:: RECORDS SHOWN ::

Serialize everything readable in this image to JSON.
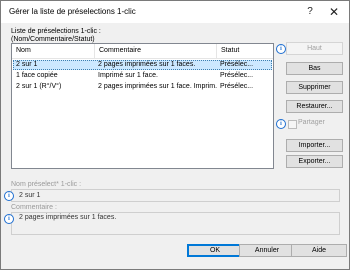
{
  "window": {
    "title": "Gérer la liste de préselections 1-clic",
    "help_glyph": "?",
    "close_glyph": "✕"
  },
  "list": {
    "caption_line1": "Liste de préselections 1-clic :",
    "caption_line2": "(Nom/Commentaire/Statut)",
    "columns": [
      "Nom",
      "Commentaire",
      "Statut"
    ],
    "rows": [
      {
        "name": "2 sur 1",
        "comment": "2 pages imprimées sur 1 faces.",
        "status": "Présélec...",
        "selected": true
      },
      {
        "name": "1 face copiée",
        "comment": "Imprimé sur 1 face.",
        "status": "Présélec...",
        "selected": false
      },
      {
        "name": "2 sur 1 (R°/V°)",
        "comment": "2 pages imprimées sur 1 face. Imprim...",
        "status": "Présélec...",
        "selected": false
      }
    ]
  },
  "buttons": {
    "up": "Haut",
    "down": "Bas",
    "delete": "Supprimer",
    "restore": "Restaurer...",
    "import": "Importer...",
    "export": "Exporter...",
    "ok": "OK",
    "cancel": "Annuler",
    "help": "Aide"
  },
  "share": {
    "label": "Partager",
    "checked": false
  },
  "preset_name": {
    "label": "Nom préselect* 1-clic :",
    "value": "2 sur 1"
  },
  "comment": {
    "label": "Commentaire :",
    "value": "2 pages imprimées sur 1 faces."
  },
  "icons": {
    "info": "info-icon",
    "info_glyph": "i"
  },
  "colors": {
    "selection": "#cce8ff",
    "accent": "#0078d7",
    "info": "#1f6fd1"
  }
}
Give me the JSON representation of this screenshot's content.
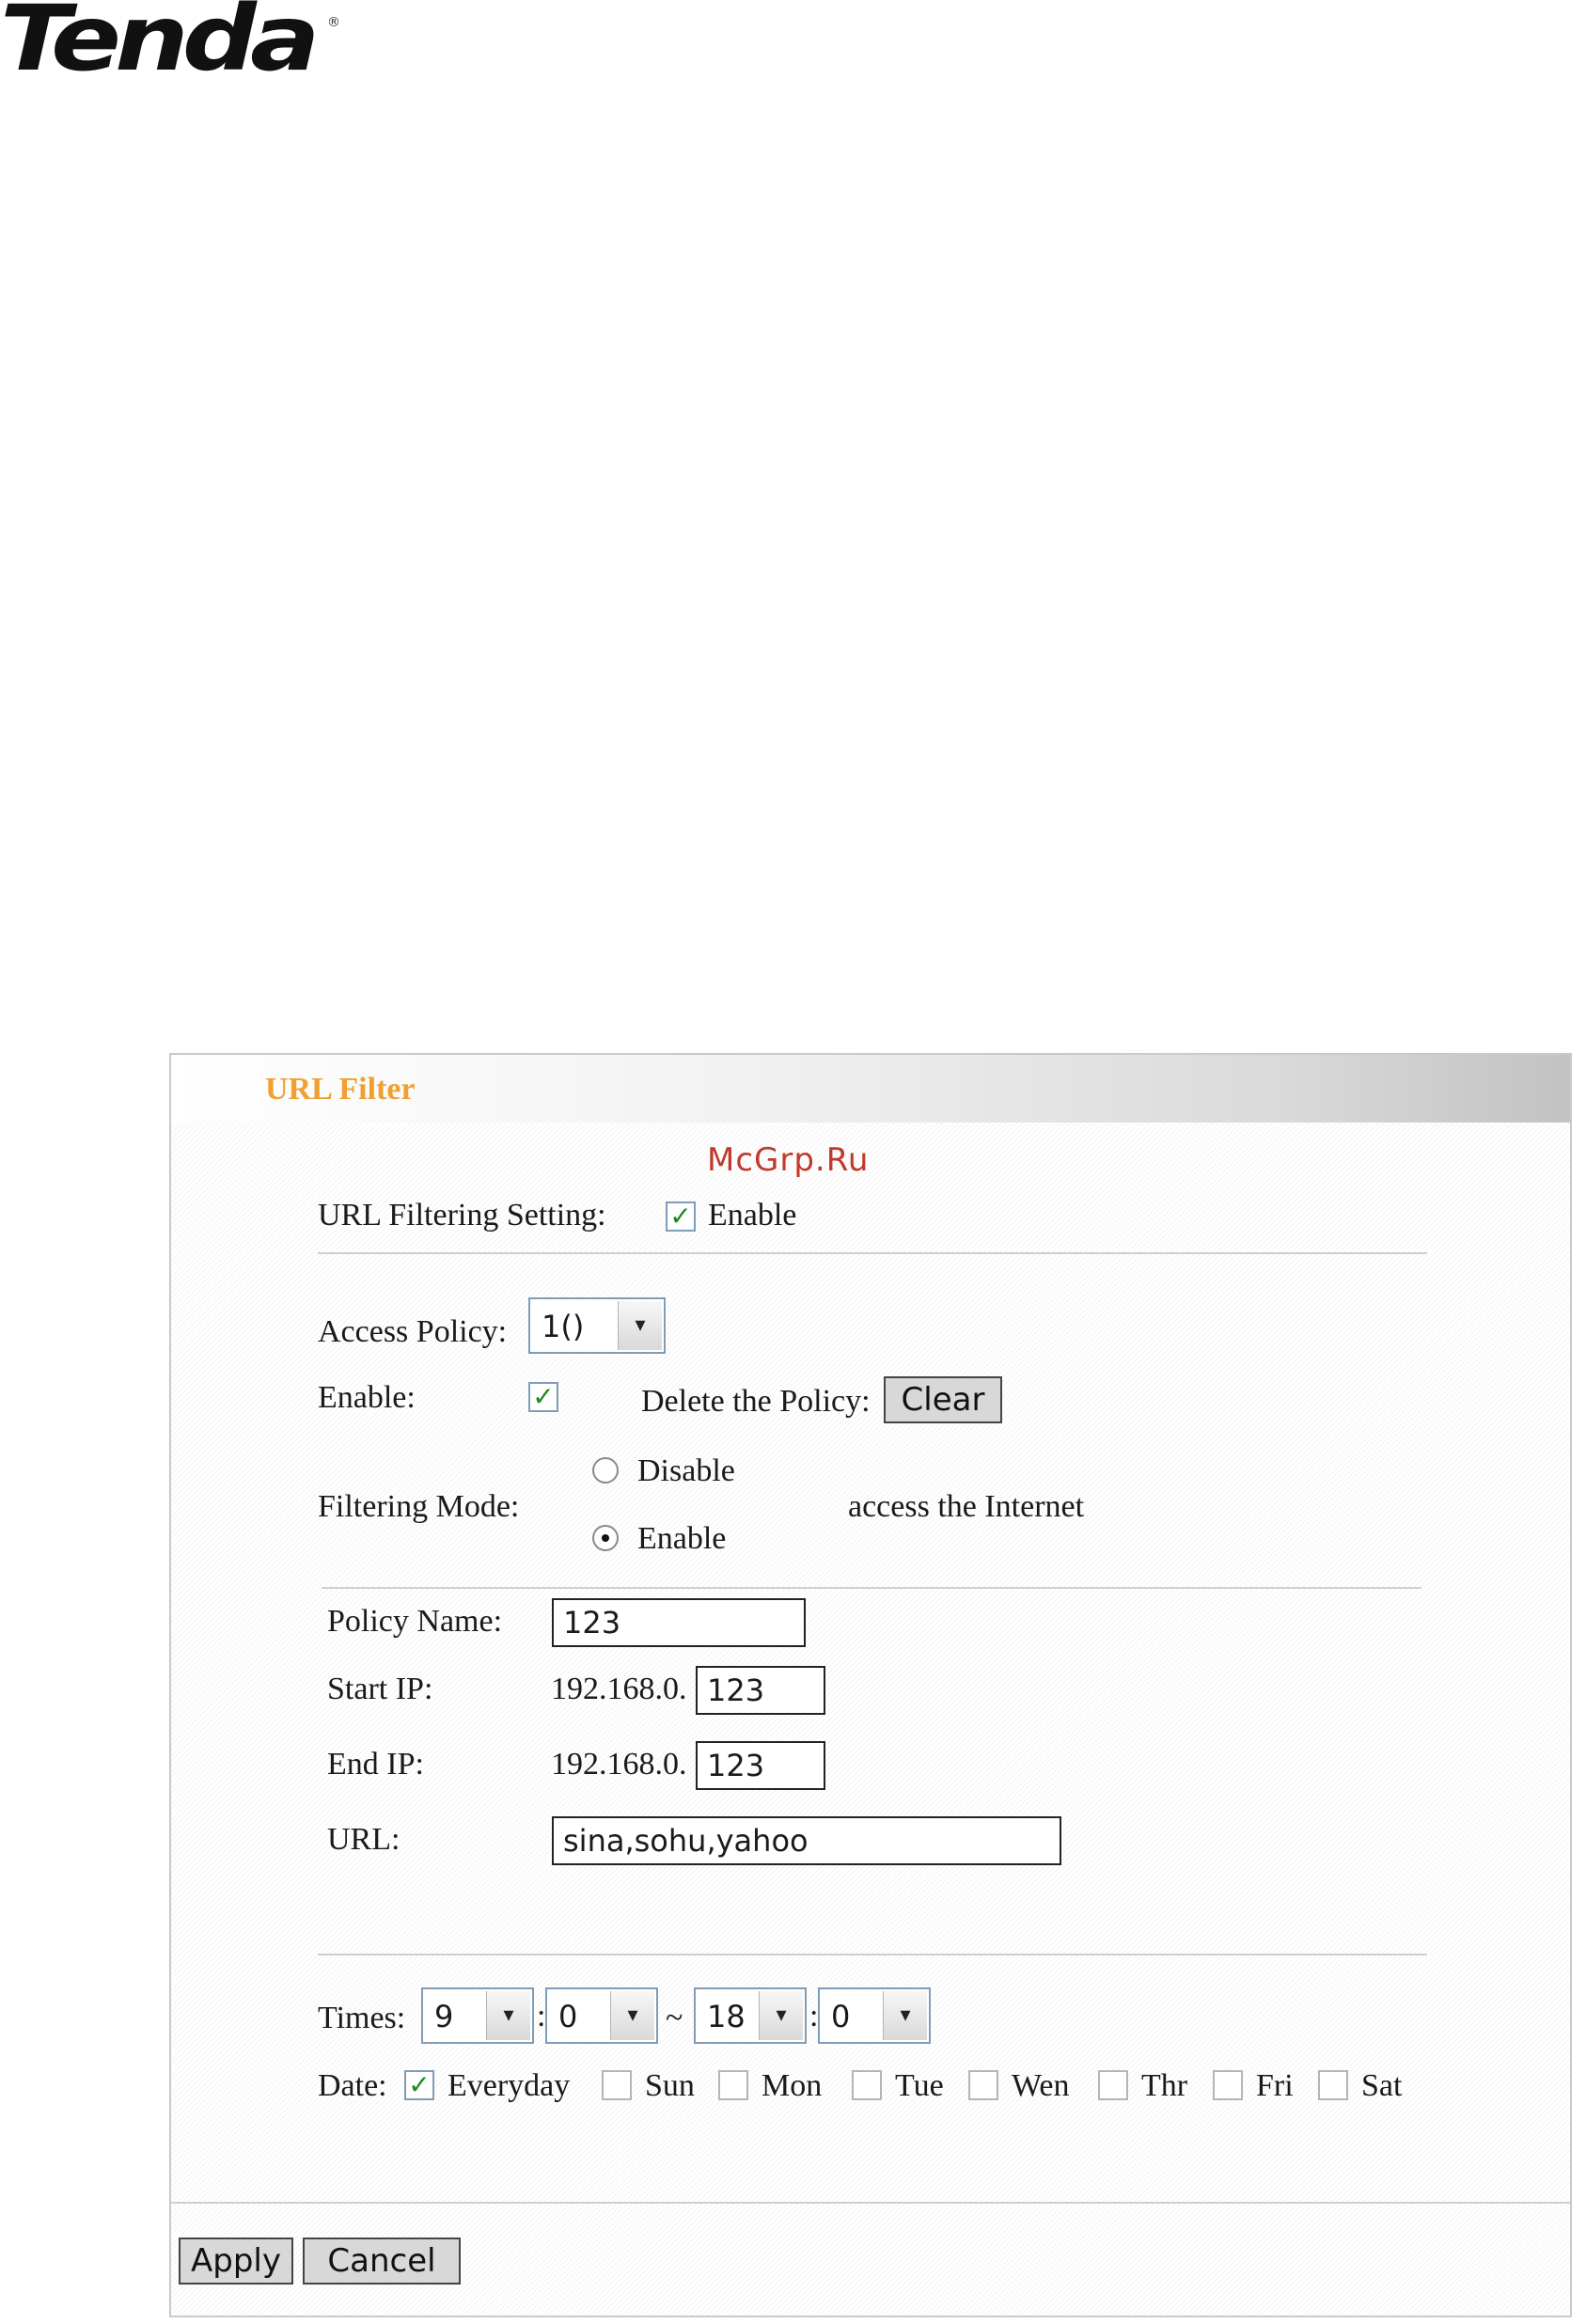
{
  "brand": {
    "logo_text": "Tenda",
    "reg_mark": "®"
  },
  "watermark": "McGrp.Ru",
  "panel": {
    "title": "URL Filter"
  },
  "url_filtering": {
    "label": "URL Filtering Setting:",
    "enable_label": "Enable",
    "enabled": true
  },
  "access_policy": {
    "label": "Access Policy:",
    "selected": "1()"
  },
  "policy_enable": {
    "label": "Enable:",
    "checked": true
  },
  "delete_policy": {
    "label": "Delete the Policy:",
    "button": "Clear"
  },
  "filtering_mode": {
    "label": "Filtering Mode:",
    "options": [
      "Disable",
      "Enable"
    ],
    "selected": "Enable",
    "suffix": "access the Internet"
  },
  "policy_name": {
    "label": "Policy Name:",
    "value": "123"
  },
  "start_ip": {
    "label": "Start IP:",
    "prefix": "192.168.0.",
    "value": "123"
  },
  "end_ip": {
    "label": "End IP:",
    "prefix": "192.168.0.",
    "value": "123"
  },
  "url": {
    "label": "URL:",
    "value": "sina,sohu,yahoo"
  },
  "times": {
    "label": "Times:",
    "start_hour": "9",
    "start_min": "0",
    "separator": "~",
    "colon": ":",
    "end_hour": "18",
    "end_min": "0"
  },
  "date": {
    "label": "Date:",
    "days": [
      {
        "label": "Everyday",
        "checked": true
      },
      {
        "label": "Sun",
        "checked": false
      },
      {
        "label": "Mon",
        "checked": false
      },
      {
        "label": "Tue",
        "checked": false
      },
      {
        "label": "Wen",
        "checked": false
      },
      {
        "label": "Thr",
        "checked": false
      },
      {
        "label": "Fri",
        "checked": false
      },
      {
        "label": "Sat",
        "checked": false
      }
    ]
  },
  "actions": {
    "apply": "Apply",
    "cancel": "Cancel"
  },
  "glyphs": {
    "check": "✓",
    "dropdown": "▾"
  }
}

:::

• [CHALLENGE]
Copy out the whole listing exactly, and don't carry over any pictures.

• [SOLUTION TO THE EXERCISE]
Serialize everything readable in this image to JSON.
{
  "window": {
    "title": "Gérer la liste de préselections 1-clic",
    "help_glyph": "?",
    "close_glyph": "✕"
  },
  "list": {
    "caption_line1": "Liste de préselections 1-clic :",
    "caption_line2": "(Nom/Commentaire/Statut)",
    "columns": [
      "Nom",
      "Commentaire",
      "Statut"
    ],
    "rows": [
      {
        "name": "2 sur 1",
        "comment": "2 pages imprimées sur 1 faces.",
        "status": "Présélec...",
        "selected": true
      },
      {
        "name": "1 face copiée",
        "comment": "Imprimé sur 1 face.",
        "status": "Présélec...",
        "selected": false
      },
      {
        "name": "2 sur 1 (R°/V°)",
        "comment": "2 pages imprimées sur 1 face. Imprim...",
        "status": "Présélec...",
        "selected": false
      }
    ]
  },
  "buttons": {
    "up": "Haut",
    "down": "Bas",
    "delete": "Supprimer",
    "restore": "Restaurer...",
    "import": "Importer...",
    "export": "Exporter...",
    "ok": "OK",
    "cancel": "Annuler",
    "help": "Aide"
  },
  "share": {
    "label": "Partager",
    "checked": false
  },
  "preset_name": {
    "label": "Nom préselect* 1-clic :",
    "value": "2 sur 1"
  },
  "comment": {
    "label": "Commentaire :",
    "value": "2 pages imprimées sur 1 faces."
  },
  "icons": {
    "info": "info-icon",
    "info_glyph": "i"
  },
  "colors": {
    "selection": "#cce8ff",
    "accent": "#0078d7",
    "info": "#1f6fd1"
  }
}
Give me the JSON representation of this screenshot's content.
{
  "brand": {
    "logo_text": "Tenda",
    "reg_mark": "®"
  },
  "watermark": "McGrp.Ru",
  "panel": {
    "title": "URL Filter"
  },
  "url_filtering": {
    "label": "URL Filtering Setting:",
    "enable_label": "Enable",
    "enabled": true
  },
  "access_policy": {
    "label": "Access Policy:",
    "selected": "1()"
  },
  "policy_enable": {
    "label": "Enable:",
    "checked": true
  },
  "delete_policy": {
    "label": "Delete the Policy:",
    "button": "Clear"
  },
  "filtering_mode": {
    "label": "Filtering Mode:",
    "options": [
      "Disable",
      "Enable"
    ],
    "selected": "Enable",
    "suffix": "access the Internet"
  },
  "policy_name": {
    "label": "Policy Name:",
    "value": "123"
  },
  "start_ip": {
    "label": "Start IP:",
    "prefix": "192.168.0.",
    "value": "123"
  },
  "end_ip": {
    "label": "End IP:",
    "prefix": "192.168.0.",
    "value": "123"
  },
  "url": {
    "label": "URL:",
    "value": "sina,sohu,yahoo"
  },
  "times": {
    "label": "Times:",
    "start_hour": "9",
    "start_min": "0",
    "separator": "~",
    "colon": ":",
    "end_hour": "18",
    "end_min": "0"
  },
  "date": {
    "label": "Date:",
    "days": [
      {
        "label": "Everyday",
        "checked": true
      },
      {
        "label": "Sun",
        "checked": false
      },
      {
        "label": "Mon",
        "checked": false
      },
      {
        "label": "Tue",
        "checked": false
      },
      {
        "label": "Wen",
        "checked": false
      },
      {
        "label": "Thr",
        "checked": false
      },
      {
        "label": "Fri",
        "checked": false
      },
      {
        "label": "Sat",
        "checked": false
      }
    ]
  },
  "actions": {
    "apply": "Apply",
    "cancel": "Cancel"
  },
  "glyphs": {
    "check": "✓",
    "dropdown": "▾"
  }
}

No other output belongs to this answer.